■ **TASK OBJECTIVE**:
Pull out every line with the word "situation".

==== DATA LISTING ====

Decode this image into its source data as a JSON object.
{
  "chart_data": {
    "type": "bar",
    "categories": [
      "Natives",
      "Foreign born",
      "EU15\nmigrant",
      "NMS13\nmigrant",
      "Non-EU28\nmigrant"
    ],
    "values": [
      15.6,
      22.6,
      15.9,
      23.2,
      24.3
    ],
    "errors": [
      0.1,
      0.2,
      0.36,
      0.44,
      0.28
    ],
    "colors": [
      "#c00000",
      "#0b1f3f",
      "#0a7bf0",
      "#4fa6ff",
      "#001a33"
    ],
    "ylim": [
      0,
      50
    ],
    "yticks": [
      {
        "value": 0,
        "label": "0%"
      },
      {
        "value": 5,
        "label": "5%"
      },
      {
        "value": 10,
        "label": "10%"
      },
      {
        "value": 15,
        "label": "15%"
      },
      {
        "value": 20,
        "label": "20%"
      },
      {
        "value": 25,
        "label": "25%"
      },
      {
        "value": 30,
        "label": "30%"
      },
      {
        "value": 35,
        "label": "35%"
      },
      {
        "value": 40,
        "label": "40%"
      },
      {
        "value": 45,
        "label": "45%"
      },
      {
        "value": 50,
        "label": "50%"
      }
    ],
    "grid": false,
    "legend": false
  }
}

====
==== DATA LISTING ====

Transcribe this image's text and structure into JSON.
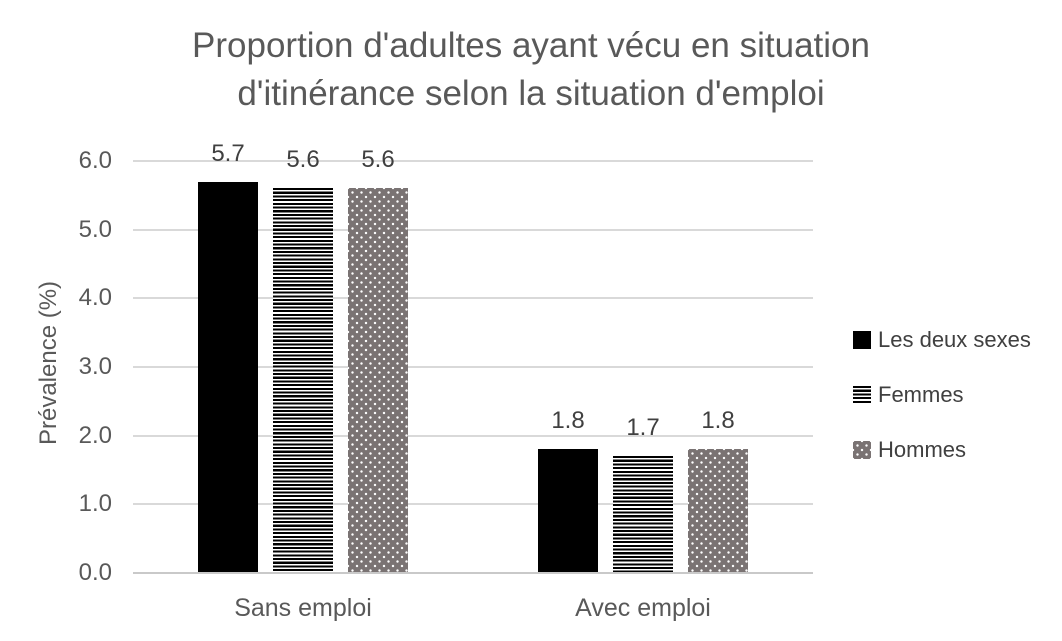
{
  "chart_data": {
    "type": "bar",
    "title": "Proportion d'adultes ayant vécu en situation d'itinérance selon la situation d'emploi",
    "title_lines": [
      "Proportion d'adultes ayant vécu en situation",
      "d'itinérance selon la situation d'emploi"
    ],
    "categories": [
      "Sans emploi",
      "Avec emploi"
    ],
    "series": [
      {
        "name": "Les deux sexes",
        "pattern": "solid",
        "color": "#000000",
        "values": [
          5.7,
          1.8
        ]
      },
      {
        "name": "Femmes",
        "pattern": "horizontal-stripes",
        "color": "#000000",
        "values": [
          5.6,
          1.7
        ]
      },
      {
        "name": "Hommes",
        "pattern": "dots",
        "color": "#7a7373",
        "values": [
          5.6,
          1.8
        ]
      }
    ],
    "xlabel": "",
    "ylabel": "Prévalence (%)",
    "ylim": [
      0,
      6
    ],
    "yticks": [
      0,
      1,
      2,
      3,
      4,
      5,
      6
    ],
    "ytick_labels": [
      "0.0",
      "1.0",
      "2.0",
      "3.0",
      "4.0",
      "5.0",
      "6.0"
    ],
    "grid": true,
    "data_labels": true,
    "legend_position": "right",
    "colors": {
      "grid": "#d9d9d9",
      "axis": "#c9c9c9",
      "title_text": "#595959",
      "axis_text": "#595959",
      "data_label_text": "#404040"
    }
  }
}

====

■ **WRITTEN RESPONSE**:
    "title": "Proportion d'adultes ayant vécu en situation d'itinérance selon la situation d'emploi",
      "Proportion d'adultes ayant vécu en situation",
      "d'itinérance selon la situation d'emploi"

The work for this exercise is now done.